Given records:

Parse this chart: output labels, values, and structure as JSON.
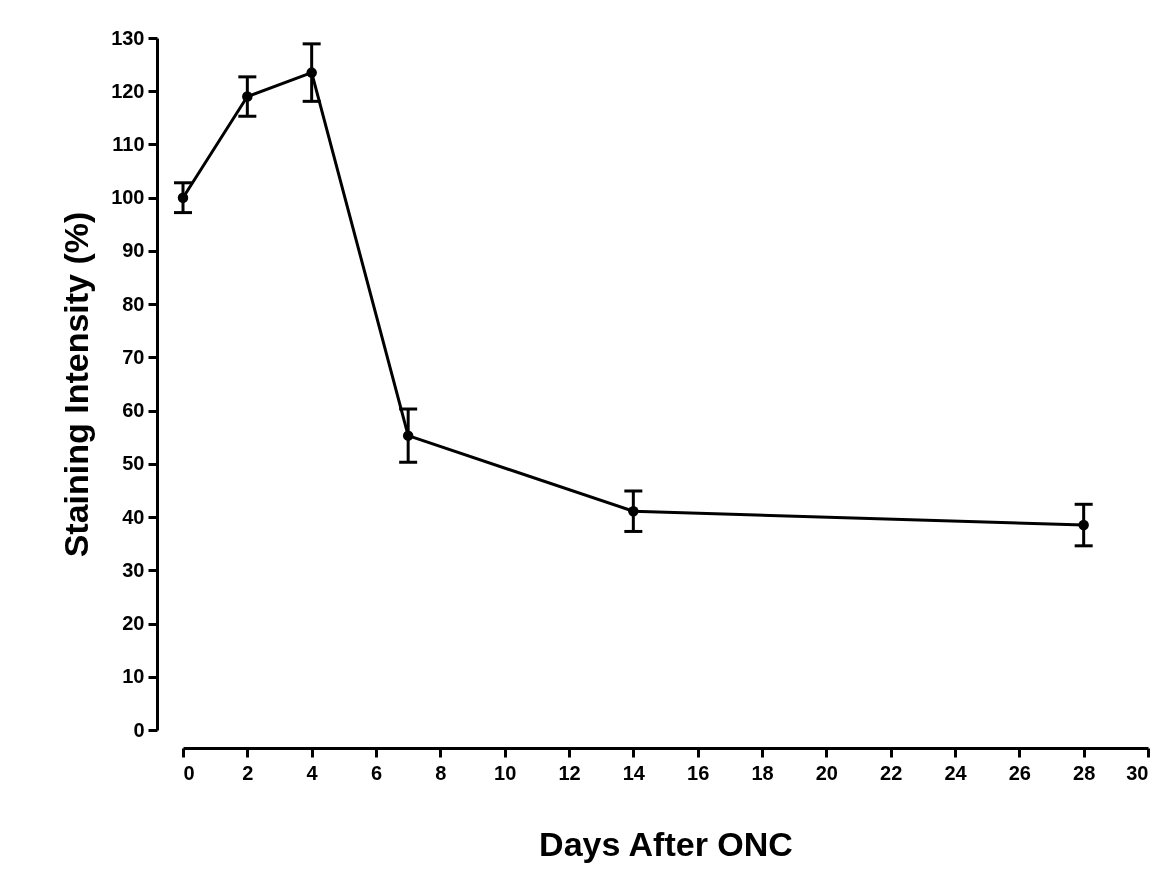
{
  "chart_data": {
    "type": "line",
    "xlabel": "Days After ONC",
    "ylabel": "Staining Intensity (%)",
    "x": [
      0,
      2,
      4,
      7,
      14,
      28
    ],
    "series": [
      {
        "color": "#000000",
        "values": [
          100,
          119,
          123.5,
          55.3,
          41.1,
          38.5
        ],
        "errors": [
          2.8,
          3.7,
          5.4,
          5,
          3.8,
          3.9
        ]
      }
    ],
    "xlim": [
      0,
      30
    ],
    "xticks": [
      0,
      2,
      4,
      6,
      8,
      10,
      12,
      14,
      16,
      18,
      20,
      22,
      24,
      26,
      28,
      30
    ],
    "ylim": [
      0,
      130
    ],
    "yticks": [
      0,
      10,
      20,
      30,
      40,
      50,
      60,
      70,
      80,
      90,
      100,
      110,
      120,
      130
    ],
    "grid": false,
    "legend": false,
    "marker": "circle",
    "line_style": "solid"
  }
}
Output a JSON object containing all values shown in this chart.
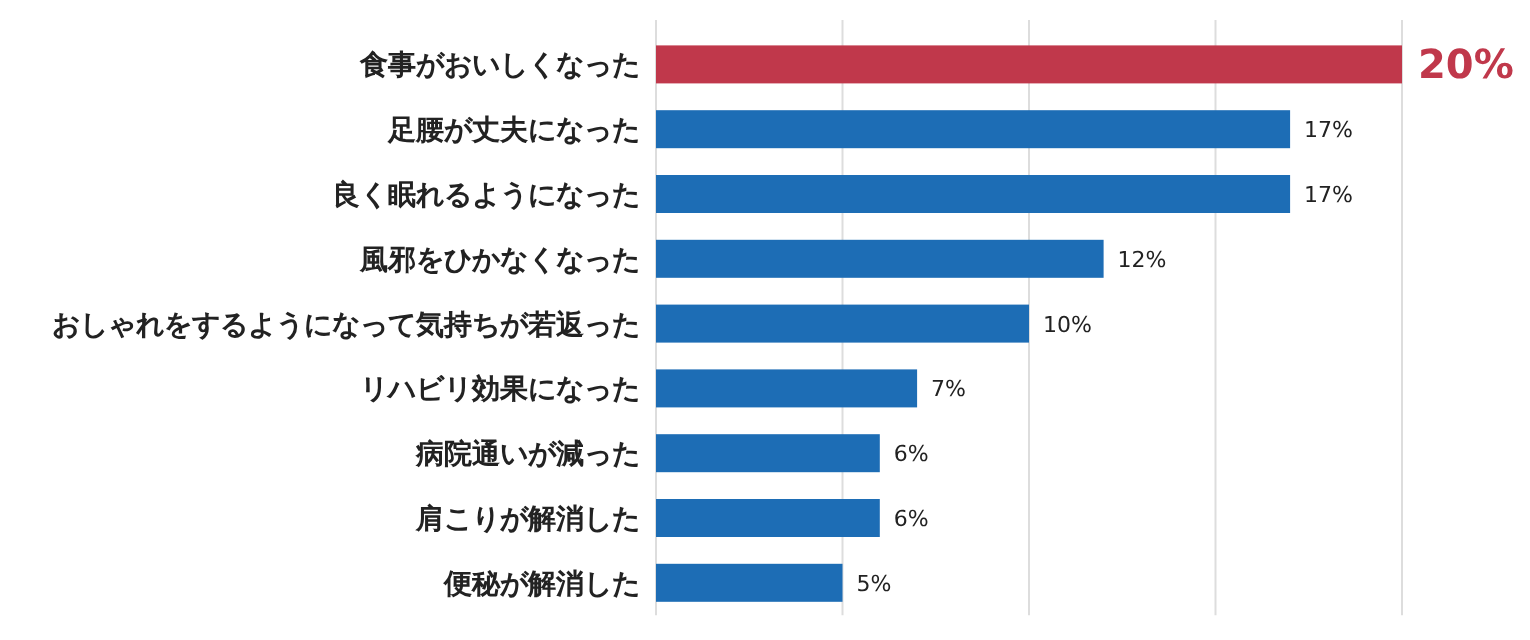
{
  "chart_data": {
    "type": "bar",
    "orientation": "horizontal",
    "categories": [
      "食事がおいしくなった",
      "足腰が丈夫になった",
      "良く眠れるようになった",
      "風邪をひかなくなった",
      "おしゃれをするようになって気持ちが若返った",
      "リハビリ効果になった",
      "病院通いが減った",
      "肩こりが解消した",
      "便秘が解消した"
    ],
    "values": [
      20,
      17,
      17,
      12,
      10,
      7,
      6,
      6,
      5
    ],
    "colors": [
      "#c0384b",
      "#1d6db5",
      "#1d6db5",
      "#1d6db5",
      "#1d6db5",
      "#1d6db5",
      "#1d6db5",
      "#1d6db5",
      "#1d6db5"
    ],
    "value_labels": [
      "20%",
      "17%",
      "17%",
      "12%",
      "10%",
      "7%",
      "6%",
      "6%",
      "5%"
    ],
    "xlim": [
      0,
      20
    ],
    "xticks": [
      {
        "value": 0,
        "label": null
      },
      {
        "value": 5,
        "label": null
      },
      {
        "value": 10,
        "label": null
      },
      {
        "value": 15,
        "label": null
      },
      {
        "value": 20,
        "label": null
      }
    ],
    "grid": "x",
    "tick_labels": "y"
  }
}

==

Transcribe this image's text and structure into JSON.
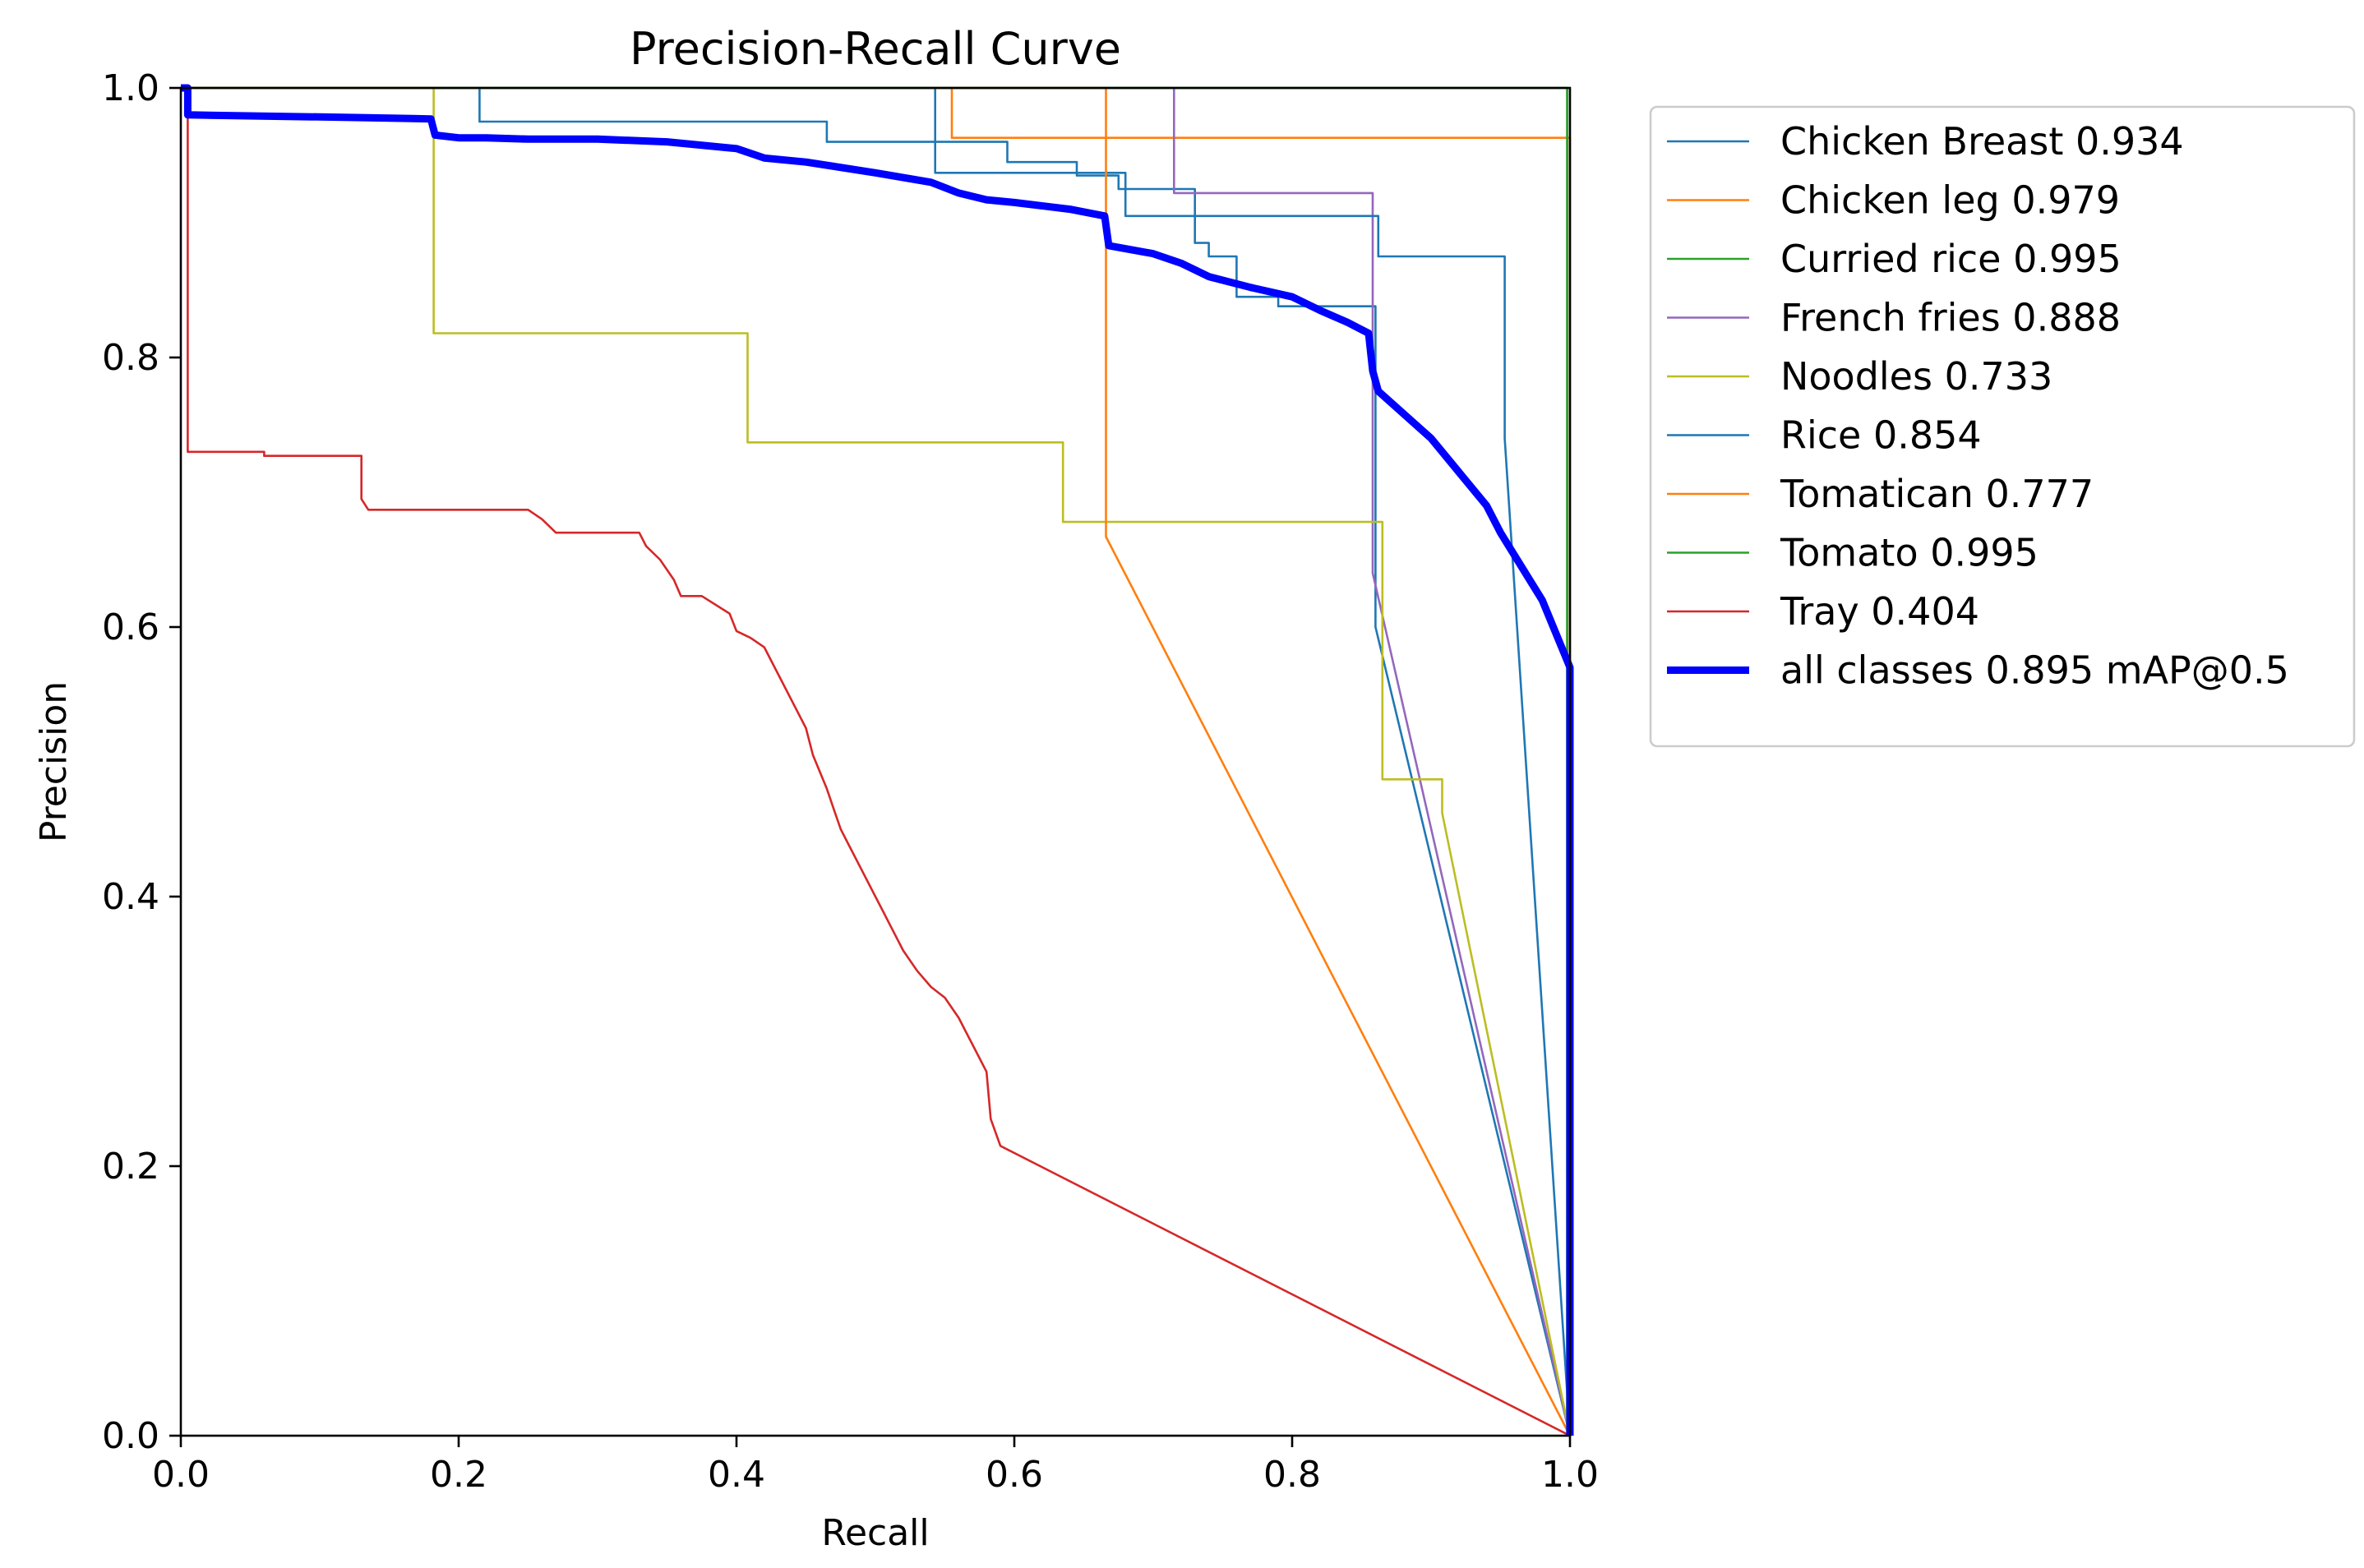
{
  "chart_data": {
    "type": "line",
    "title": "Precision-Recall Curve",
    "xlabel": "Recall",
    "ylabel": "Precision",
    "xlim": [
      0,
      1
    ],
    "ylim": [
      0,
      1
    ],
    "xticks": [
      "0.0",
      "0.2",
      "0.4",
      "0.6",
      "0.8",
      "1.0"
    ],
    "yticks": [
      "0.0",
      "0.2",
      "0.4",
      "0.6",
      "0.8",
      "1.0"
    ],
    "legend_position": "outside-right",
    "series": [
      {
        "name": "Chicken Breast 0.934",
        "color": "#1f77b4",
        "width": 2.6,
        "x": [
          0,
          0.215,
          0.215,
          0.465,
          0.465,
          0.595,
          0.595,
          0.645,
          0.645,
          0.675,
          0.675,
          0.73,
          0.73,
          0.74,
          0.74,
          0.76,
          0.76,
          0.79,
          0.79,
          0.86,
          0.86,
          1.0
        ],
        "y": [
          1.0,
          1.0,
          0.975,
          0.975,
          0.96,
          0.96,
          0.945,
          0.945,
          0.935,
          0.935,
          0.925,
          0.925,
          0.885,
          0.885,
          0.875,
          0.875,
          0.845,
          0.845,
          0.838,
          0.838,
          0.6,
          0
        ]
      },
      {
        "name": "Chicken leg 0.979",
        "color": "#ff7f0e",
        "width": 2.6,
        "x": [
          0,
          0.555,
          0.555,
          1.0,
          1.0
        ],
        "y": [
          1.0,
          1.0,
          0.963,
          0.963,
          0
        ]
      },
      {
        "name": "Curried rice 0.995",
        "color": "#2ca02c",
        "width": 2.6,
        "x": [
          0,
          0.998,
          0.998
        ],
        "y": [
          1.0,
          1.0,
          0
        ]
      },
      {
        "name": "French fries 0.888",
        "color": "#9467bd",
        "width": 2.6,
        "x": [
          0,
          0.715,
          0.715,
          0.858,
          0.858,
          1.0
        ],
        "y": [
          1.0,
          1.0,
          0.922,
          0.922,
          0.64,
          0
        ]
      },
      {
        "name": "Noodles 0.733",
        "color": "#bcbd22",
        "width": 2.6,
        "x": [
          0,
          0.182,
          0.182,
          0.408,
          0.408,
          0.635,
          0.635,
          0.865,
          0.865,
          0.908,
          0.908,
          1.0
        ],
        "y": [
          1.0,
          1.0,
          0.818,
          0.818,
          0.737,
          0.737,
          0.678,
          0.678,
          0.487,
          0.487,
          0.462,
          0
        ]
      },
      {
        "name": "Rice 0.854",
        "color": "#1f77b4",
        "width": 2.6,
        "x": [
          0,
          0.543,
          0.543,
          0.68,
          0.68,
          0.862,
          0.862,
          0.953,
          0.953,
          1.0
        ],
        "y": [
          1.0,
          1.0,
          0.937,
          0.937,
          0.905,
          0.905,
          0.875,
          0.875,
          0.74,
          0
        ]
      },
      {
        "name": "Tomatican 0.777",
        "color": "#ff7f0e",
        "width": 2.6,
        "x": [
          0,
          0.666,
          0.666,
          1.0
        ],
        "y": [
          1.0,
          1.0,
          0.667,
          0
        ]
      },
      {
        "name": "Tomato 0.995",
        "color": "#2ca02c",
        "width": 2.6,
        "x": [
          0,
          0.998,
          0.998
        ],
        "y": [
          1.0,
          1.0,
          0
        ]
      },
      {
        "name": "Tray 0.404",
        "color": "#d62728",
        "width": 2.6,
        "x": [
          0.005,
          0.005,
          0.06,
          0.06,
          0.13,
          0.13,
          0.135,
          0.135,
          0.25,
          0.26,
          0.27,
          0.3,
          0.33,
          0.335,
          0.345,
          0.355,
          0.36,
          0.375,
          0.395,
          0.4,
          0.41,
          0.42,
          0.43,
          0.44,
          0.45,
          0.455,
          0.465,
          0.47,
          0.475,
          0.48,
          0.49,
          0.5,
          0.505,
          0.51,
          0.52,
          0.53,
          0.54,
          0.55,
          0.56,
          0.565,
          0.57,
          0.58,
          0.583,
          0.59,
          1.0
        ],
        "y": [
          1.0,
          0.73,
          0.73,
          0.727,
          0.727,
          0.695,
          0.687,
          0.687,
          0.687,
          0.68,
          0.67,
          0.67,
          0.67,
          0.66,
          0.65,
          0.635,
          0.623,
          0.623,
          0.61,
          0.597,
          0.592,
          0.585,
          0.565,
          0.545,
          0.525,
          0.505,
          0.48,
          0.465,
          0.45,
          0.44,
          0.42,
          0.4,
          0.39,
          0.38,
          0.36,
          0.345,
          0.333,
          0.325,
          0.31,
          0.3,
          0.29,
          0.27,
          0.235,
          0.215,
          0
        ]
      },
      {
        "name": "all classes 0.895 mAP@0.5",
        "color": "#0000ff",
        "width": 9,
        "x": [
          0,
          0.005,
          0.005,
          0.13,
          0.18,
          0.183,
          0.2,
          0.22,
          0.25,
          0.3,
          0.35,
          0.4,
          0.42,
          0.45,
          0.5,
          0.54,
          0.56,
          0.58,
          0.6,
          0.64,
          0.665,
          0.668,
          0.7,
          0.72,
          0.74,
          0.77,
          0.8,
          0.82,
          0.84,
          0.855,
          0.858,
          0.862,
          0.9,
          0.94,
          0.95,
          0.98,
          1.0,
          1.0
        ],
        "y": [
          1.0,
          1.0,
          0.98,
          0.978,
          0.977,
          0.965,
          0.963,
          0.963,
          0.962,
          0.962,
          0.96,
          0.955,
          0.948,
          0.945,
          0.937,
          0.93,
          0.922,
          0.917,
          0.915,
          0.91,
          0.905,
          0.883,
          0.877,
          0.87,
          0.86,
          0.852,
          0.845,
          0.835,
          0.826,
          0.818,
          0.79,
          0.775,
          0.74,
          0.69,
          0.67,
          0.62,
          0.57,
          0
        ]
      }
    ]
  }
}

What is asked: Of the lines in the entries, how many include the word "ylabel"? State only the number.

Written answer: 2